Text segment:
------------------------------

TenantAtlas/specs/111-findings-workflow-sla/spec.md

# Feature Specification: Findings Workflow V2 + SLA

**Feature Branch**: `111-findings-workflow-sla`
**Created**: 2026-02-24
**Status**: Draft
**Depends On**: `specs/104-provider-permission-posture/spec.md`, `specs/105-entra-admin-roles-evidence-findings/spec.md`, `specs/109-review-pack-export/spec.md`
**Input**: Standardize the Findings lifecycle (workflow, ownership, recurrence, SLA due dates, and alerting) so findings management is enterprise-usable and not “noise”.

## Clarifications

### Session 2026-02-24

- Q: What should happen when the same finding is detected again, but its current status is terminal? → A: Auto-reopen only from `resolved`; `closed` and `risk_accepted` remain terminal (still update seen tracking fields).
- Q: When backfilling legacy open findings, how should the initial due date be set? → A: Compute from the backfill operation time (backfill time + SLA days).
- Q: When SLA due alerts fire, what should a single alert event represent? → A: At most one event per tenant per alert-evaluation window, emitted only when newly-overdue open findings exist; the event summarizes current overdue counts.
- Q: Which statuses should count as “Open” for the default Findings list and for SLA due evaluation? → A: Open = `new`, `triaged`, `in_progress`, `reopened`.
- Q: From which statuses should a user be able to manually “Reopen” a finding (into `reopened` status)? → A: Allow manual reopen from `resolved`, `closed`, and `risk_accepted`.
- Q: Where is the SLA policy configured, and what scope does it apply to? → A: Workspace-scoped setting (`findings.sla_days`) in Workspace Settings; applies to all tenants in the workspace.
- Q: How is the “alert-evaluation window” defined for SLA due gating? → A: Use the Alerts evaluation window start time (previous completed `alerts.evaluate` OperationRun `completed_at`; fallback to initial lookback). “Newly overdue” means `due_at` in `(window_start, now]` for open findings.
- Q: What must an `sla_due` event contain? → A: One event per tenant per evaluation window; `metadata` includes `overdue_total` and `overdue_by_severity` (critical/high/medium/low) for currently overdue open findings; fingerprint is stable per tenant+window.
- Q: If severity changes while a finding remains open, should `due_at` be recalculated? → A: No — `due_at` is set on create and reset only on reopen/backfill.
- Q: If a user resolves a finding while a detection run is processing, how is consistency maintained? → A: Detection updates may still advance seen counters, but automatic reopen MUST occur only when the observation time is after `resolved_at`.

## Spec Scope Fields *(mandatory)*

- **Scope**: tenant (Findings management) + workspace (SLA policy + Alert rules configuration)
- **Primary Routes**:
  - Tenant-context: Findings list + view (`/admin/t/{tenant}/...`)
  - Workspace-context Monitoring: Alert rules list + edit (`/admin/...`)
  - Workspace-context Settings: Workspace Settings (Findings SLA policy) (`/admin/...`)

------------------------------

[Annotated region listings]
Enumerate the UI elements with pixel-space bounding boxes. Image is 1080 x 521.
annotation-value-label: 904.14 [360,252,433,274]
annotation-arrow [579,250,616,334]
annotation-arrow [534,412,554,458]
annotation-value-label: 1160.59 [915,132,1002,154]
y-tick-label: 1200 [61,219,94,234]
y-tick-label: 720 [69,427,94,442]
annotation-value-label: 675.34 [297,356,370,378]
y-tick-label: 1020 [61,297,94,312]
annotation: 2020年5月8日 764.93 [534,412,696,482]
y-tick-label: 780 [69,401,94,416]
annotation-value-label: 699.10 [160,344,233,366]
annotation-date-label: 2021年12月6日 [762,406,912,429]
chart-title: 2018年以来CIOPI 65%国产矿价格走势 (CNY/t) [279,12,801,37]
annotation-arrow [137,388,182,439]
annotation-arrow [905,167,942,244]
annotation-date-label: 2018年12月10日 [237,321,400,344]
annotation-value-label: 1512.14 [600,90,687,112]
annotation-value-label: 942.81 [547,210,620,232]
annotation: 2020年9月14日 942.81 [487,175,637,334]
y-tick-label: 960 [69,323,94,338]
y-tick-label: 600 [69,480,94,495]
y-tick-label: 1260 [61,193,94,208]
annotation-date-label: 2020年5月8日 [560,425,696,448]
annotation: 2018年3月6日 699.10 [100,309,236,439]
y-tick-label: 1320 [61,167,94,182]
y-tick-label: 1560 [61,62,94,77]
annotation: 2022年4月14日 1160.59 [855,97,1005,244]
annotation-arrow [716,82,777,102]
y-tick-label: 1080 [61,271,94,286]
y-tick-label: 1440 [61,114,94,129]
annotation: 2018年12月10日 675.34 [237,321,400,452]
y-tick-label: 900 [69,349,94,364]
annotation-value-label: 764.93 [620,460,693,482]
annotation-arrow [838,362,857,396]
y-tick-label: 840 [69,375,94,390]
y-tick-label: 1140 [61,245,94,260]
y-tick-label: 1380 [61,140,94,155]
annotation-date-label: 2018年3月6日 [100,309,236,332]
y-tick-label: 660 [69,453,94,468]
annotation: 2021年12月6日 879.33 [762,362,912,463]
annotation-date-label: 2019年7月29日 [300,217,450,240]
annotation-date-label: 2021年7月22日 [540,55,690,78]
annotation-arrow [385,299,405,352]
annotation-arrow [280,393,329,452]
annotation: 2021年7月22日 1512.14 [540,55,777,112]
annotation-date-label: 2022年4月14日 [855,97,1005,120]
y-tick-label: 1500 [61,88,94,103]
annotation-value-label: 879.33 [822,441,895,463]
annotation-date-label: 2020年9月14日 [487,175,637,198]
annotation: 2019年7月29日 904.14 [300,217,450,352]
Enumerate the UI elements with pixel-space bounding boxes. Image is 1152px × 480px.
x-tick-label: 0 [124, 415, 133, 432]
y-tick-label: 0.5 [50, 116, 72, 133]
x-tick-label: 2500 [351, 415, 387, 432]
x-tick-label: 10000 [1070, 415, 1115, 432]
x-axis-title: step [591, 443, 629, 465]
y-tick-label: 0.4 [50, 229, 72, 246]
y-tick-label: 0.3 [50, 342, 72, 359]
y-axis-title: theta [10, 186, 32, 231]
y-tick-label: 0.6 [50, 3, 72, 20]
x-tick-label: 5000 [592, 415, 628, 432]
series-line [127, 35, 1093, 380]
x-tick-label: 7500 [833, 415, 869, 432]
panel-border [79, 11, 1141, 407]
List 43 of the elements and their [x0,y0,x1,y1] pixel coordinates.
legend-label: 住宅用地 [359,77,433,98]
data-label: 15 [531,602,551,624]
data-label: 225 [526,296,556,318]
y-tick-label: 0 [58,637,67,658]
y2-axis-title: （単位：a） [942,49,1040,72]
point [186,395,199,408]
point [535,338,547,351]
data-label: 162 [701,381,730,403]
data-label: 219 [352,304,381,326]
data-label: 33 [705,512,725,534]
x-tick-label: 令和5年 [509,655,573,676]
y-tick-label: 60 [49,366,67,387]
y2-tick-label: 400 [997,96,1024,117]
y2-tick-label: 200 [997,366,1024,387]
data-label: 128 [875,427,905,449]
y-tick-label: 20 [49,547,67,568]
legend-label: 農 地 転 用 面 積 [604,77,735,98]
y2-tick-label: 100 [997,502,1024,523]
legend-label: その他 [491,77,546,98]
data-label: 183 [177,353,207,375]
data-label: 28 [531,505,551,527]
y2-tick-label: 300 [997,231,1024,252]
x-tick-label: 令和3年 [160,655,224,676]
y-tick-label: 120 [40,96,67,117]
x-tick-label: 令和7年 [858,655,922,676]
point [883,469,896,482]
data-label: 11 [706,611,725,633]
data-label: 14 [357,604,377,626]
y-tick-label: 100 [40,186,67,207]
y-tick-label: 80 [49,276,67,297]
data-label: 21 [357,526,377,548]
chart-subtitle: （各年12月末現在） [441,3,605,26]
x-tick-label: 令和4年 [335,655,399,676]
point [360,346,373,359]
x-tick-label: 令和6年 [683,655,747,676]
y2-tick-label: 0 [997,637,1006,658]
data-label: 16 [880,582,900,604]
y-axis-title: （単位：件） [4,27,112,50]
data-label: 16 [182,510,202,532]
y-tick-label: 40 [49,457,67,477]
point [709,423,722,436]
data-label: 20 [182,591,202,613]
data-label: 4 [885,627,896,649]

------------------------------

Problem set:
- 1) Quote the findings workflow spec word for word, the stretch from "- Q: From which" through "for open findings.".
- 2) Extend the findings workflow spec by writing what would come next after its final line.

Responses to the tasks:
- 1)
- Q: From which statuses should a user be able to manually “Reopen” a finding (into `reopened` status)? → A: Allow manual reopen from `resolved`, `closed`, and `risk_accepted`.
- Q: Where is the SLA policy configured, and what scope does it apply to? → A: Workspace-scoped setting (`findings.sla_days`) in Workspace Settings; applies to all tenants in the workspace.
- Q: How is the “alert-evaluation window” defined for SLA due gating? → A: Use the Alerts evaluation window start time (previous completed `alerts.evaluate` OperationRun `completed_at`; fallback to initial lookback). “Newly overdue” means `due_at` in `(window_start, now]` for open findings.

- 2)
- **Data Ownership**:
  - Tenant-owned: Findings and their lifecycle metadata
  - Workspace-owned: SLA policy settings (`findings.sla_days`)
  - Workspace-owned: Alert rules configuration (event types)
- **RBAC**:
  - Findings view + workflow actions are tenant-context capability-gated
  - Workspace Settings + Alert rules remain workspace capability/policy-gated (existing behavior)

*Canonical-view fields not applicable — this spec updates tenant-context Findings and workspace-scoped Alert Rules.*

## User Scenarios & Testing *(mandatory)*

### User Story 1 - See Open Findings (Priority: P1)

As a tenant operator, I can open the Findings page and immediately see the current open findings across all finding types, so I don’t miss non-drift issues and can focus on what needs attention now.

**Why this priority**: If open findings are hidden by default filters or type assumptions, findings become unreliable as an operational surface.

**Independent Test**: Seed a tenant with findings across multiple types and statuses, then verify the default list shows open workflow statuses across all types without adjusting filters.

**Acceptance Scenarios**:

1. **Given** a tenant has findings of types drift, permission posture, and Entra admin roles, **When** I open the Findings list, **Then** I can see open findings from all types without changing any filters.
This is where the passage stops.